--- START EXTRACTED DATA ---

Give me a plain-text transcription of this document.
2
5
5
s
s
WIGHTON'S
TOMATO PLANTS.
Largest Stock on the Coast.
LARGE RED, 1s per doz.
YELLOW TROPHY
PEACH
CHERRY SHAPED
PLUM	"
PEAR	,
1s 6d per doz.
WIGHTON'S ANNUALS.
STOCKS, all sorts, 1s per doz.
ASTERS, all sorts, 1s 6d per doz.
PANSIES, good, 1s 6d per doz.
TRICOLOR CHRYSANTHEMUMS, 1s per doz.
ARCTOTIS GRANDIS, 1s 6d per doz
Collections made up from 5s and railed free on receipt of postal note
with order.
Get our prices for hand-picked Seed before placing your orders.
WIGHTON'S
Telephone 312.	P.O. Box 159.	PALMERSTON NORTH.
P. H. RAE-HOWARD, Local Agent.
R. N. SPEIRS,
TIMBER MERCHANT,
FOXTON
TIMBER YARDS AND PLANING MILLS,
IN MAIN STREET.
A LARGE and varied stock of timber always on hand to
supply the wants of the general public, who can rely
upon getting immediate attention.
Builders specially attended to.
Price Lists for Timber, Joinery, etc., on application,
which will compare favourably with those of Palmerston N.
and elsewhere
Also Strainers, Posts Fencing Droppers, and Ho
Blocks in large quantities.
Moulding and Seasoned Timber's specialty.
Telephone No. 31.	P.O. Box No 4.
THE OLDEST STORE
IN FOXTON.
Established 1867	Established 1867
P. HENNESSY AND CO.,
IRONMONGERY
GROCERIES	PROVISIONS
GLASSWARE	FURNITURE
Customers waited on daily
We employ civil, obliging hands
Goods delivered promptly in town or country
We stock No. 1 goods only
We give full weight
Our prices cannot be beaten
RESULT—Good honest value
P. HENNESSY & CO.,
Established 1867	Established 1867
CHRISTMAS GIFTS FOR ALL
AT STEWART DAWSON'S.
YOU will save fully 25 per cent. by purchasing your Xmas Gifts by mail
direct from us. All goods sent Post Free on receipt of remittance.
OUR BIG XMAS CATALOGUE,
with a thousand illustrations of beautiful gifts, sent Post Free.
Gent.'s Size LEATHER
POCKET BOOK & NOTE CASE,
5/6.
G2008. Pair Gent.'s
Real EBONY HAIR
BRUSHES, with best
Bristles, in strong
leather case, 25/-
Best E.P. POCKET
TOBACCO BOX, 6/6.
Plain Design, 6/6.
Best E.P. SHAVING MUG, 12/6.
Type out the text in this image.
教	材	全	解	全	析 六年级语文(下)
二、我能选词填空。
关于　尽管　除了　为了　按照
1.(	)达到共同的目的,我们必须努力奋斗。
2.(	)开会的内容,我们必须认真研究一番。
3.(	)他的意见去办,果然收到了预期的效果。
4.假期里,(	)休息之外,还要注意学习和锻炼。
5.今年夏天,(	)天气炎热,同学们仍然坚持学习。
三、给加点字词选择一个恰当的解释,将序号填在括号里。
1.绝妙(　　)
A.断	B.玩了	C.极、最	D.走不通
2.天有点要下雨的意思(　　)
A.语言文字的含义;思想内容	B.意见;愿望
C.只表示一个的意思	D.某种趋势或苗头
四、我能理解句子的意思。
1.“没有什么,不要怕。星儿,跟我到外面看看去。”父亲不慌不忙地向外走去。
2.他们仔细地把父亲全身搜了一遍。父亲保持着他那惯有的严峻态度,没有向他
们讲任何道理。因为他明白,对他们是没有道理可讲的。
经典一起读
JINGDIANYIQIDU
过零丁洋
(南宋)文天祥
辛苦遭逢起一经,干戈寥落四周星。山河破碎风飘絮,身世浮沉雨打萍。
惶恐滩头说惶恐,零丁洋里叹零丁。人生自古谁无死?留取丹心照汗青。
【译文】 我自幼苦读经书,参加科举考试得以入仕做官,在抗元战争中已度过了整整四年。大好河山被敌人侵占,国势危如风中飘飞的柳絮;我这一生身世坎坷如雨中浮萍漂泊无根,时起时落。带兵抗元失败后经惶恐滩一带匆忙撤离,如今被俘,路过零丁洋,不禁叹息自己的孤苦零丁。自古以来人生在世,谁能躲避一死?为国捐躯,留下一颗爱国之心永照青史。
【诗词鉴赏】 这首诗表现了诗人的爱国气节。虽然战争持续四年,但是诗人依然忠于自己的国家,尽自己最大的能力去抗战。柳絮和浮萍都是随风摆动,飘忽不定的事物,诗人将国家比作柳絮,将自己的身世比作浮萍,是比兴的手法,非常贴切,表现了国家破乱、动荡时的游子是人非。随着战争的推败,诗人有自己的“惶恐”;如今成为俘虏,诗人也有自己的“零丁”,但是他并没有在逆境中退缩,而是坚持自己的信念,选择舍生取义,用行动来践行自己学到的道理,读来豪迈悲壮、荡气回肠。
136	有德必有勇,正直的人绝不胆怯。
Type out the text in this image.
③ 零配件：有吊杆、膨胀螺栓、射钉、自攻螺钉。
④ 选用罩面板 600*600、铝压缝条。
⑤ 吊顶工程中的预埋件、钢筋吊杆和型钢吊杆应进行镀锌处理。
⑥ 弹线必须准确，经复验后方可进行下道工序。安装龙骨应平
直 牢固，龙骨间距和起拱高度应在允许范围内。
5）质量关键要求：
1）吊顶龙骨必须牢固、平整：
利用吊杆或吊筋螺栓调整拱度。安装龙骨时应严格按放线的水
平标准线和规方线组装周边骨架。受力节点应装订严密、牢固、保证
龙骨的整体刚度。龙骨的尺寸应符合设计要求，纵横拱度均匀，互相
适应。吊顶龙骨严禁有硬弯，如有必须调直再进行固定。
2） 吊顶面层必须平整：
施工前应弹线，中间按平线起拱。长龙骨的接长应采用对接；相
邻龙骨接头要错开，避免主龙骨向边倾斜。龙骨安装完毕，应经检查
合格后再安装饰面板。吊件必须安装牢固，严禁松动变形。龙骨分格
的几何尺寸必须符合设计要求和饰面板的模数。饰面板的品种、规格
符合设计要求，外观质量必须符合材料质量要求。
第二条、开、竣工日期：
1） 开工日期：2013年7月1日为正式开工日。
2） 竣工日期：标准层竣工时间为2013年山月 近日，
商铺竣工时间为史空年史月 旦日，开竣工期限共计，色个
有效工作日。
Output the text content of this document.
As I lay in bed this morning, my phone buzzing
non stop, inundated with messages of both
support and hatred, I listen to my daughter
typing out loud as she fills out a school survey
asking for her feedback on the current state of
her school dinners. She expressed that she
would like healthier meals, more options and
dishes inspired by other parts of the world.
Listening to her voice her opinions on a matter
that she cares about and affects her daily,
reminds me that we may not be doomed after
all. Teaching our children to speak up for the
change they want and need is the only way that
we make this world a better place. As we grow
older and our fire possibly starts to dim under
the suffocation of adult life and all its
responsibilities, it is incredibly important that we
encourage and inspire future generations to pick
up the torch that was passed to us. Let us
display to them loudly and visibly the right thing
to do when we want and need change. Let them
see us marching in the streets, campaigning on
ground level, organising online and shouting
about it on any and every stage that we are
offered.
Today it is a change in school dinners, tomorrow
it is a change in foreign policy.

--- END EXTRACTED DATA ---

Pick out each line containing "text" and report it.

Give me a plain-text transcription of this document.
Type out the text in this image.
Type out the text in this image.
Output the text content of this document.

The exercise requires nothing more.